***** DATA FOR THIS EXERCISE *****

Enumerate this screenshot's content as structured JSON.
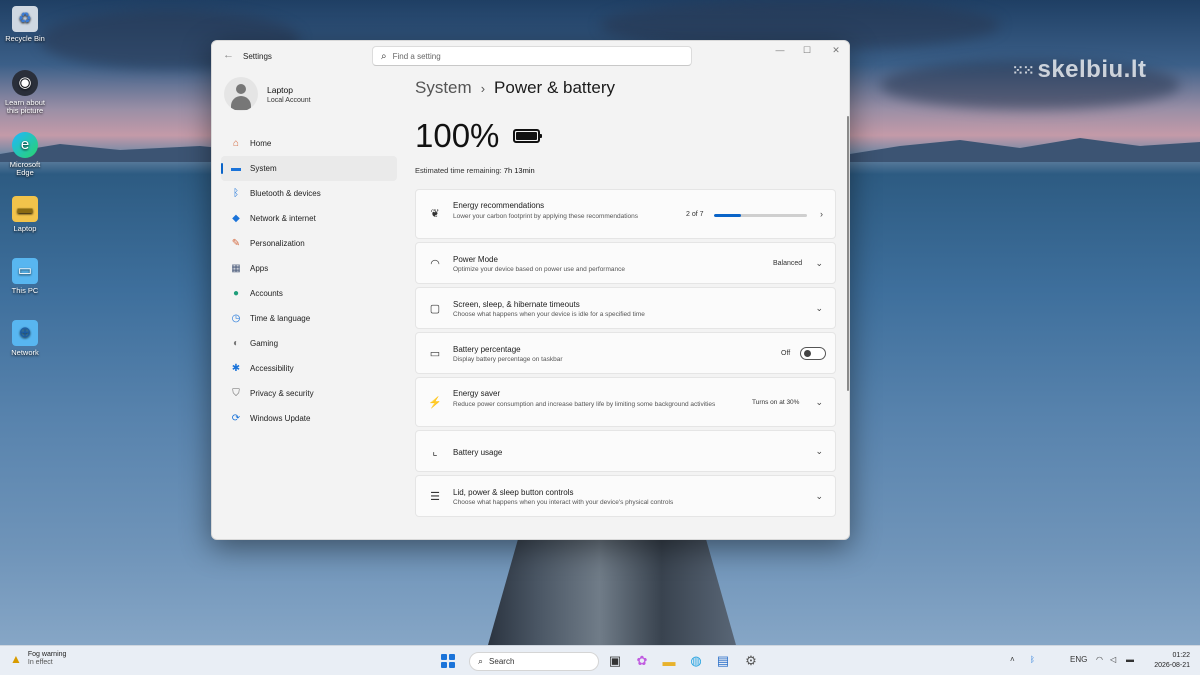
{
  "desktop": {
    "icons": [
      {
        "label": "Recycle Bin",
        "icon": "recycle-bin-icon"
      },
      {
        "label": "Learn about this picture",
        "icon": "camera-icon"
      },
      {
        "label": "Microsoft Edge",
        "icon": "edge-icon"
      },
      {
        "label": "Laptop",
        "icon": "folder-icon"
      },
      {
        "label": "This PC",
        "icon": "monitor-icon"
      },
      {
        "label": "Network",
        "icon": "network-icon"
      }
    ],
    "watermark": "skelbiu.lt"
  },
  "window": {
    "title": "Settings",
    "search_placeholder": "Find a setting",
    "controls": {
      "minimize": "—",
      "maximize": "☐",
      "close": "✕"
    }
  },
  "profile": {
    "name": "Laptop",
    "account": "Local Account"
  },
  "sidebar": {
    "items": [
      {
        "label": "Home",
        "icon": "home-icon",
        "color": "#d4663b"
      },
      {
        "label": "System",
        "icon": "system-icon",
        "color": "#1a73d9",
        "active": true
      },
      {
        "label": "Bluetooth & devices",
        "icon": "bluetooth-icon",
        "color": "#1a73d9"
      },
      {
        "label": "Network & internet",
        "icon": "wifi-icon",
        "color": "#1a73d9"
      },
      {
        "label": "Personalization",
        "icon": "brush-icon",
        "color": "#d4663b"
      },
      {
        "label": "Apps",
        "icon": "apps-icon",
        "color": "#4a5a7a"
      },
      {
        "label": "Accounts",
        "icon": "person-icon",
        "color": "#1f9e7a"
      },
      {
        "label": "Time & language",
        "icon": "globe-clock-icon",
        "color": "#1a73d9"
      },
      {
        "label": "Gaming",
        "icon": "gamepad-icon",
        "color": "#777777"
      },
      {
        "label": "Accessibility",
        "icon": "accessibility-icon",
        "color": "#1a73d9"
      },
      {
        "label": "Privacy & security",
        "icon": "shield-icon",
        "color": "#666666"
      },
      {
        "label": "Windows Update",
        "icon": "update-icon",
        "color": "#1a73d9"
      }
    ]
  },
  "main": {
    "breadcrumb_root": "System",
    "breadcrumb_sep": "›",
    "page_title": "Power & battery",
    "battery_percent": "100%",
    "battery_level": 1.0,
    "estimated_label": "Estimated time remaining:",
    "estimated_value": "7h 13min",
    "cards": [
      {
        "title": "Energy recommendations",
        "desc": "Lower your carbon footprint by applying these recommendations",
        "value": "2 of 7",
        "progress": 0.29,
        "icon": "leaf-icon"
      },
      {
        "title": "Power Mode",
        "desc": "Optimize your device based on power use and performance",
        "value": "Balanced",
        "icon": "gauge-icon"
      },
      {
        "title": "Screen, sleep, & hibernate timeouts",
        "desc": "Choose what happens when your device is idle for a specified time",
        "value": "",
        "icon": "screen-sleep-icon"
      },
      {
        "title": "Battery percentage",
        "desc": "Display battery percentage on taskbar",
        "value": "Off",
        "toggle_on": false,
        "icon": "battery-percent-icon"
      },
      {
        "title": "Energy saver",
        "desc": "Reduce power consumption and increase battery life by limiting some background activities",
        "value": "Turns on at 30%",
        "icon": "energy-saver-icon"
      },
      {
        "title": "Battery usage",
        "desc": "",
        "value": "",
        "icon": "chart-icon"
      },
      {
        "title": "Lid, power & sleep button controls",
        "desc": "Choose what happens when you interact with your device's physical controls",
        "value": "",
        "icon": "list-icon"
      }
    ]
  },
  "taskbar": {
    "weather_title": "Fog warning",
    "weather_sub": "In effect",
    "search_placeholder": "Search",
    "tray_lang": "ENG",
    "time": "01:22",
    "date": "2026-08-21"
  }
}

*****

CHALLENGE ->
Copy out the whole listing exactly, and don't carry over any pictures.

SOLUTION TO THE PROBLEM ->
Enumerate this screenshot's content as structured JSON.
{
  "desktop": {
    "icons": [
      {
        "label": "Recycle Bin",
        "icon": "recycle-bin-icon"
      },
      {
        "label": "Learn about this picture",
        "icon": "camera-icon"
      },
      {
        "label": "Microsoft Edge",
        "icon": "edge-icon"
      },
      {
        "label": "Laptop",
        "icon": "folder-icon"
      },
      {
        "label": "This PC",
        "icon": "monitor-icon"
      },
      {
        "label": "Network",
        "icon": "network-icon"
      }
    ],
    "watermark": "skelbiu.lt"
  },
  "window": {
    "title": "Settings",
    "search_placeholder": "Find a setting",
    "controls": {
      "minimize": "—",
      "maximize": "☐",
      "close": "✕"
    }
  },
  "profile": {
    "name": "Laptop",
    "account": "Local Account"
  },
  "sidebar": {
    "items": [
      {
        "label": "Home",
        "icon": "home-icon",
        "color": "#d4663b"
      },
      {
        "label": "System",
        "icon": "system-icon",
        "color": "#1a73d9",
        "active": true
      },
      {
        "label": "Bluetooth & devices",
        "icon": "bluetooth-icon",
        "color": "#1a73d9"
      },
      {
        "label": "Network & internet",
        "icon": "wifi-icon",
        "color": "#1a73d9"
      },
      {
        "label": "Personalization",
        "icon": "brush-icon",
        "color": "#d4663b"
      },
      {
        "label": "Apps",
        "icon": "apps-icon",
        "color": "#4a5a7a"
      },
      {
        "label": "Accounts",
        "icon": "person-icon",
        "color": "#1f9e7a"
      },
      {
        "label": "Time & language",
        "icon": "globe-clock-icon",
        "color": "#1a73d9"
      },
      {
        "label": "Gaming",
        "icon": "gamepad-icon",
        "color": "#777777"
      },
      {
        "label": "Accessibility",
        "icon": "accessibility-icon",
        "color": "#1a73d9"
      },
      {
        "label": "Privacy & security",
        "icon": "shield-icon",
        "color": "#666666"
      },
      {
        "label": "Windows Update",
        "icon": "update-icon",
        "color": "#1a73d9"
      }
    ]
  },
  "main": {
    "breadcrumb_root": "System",
    "breadcrumb_sep": "›",
    "page_title": "Power & battery",
    "battery_percent": "100%",
    "battery_level": 1.0,
    "estimated_label": "Estimated time remaining:",
    "estimated_value": "7h 13min",
    "cards": [
      {
        "title": "Energy recommendations",
        "desc": "Lower your carbon footprint by applying these recommendations",
        "value": "2 of 7",
        "progress": 0.29,
        "icon": "leaf-icon"
      },
      {
        "title": "Power Mode",
        "desc": "Optimize your device based on power use and performance",
        "value": "Balanced",
        "icon": "gauge-icon"
      },
      {
        "title": "Screen, sleep, & hibernate timeouts",
        "desc": "Choose what happens when your device is idle for a specified time",
        "value": "",
        "icon": "screen-sleep-icon"
      },
      {
        "title": "Battery percentage",
        "desc": "Display battery percentage on taskbar",
        "value": "Off",
        "toggle_on": false,
        "icon": "battery-percent-icon"
      },
      {
        "title": "Energy saver",
        "desc": "Reduce power consumption and increase battery life by limiting some background activities",
        "value": "Turns on at 30%",
        "icon": "energy-saver-icon"
      },
      {
        "title": "Battery usage",
        "desc": "",
        "value": "",
        "icon": "chart-icon"
      },
      {
        "title": "Lid, power & sleep button controls",
        "desc": "Choose what happens when you interact with your device's physical controls",
        "value": "",
        "icon": "list-icon"
      }
    ]
  },
  "taskbar": {
    "weather_title": "Fog warning",
    "weather_sub": "In effect",
    "search_placeholder": "Search",
    "tray_lang": "ENG",
    "time": "01:22",
    "date": "2026-08-21"
  }
}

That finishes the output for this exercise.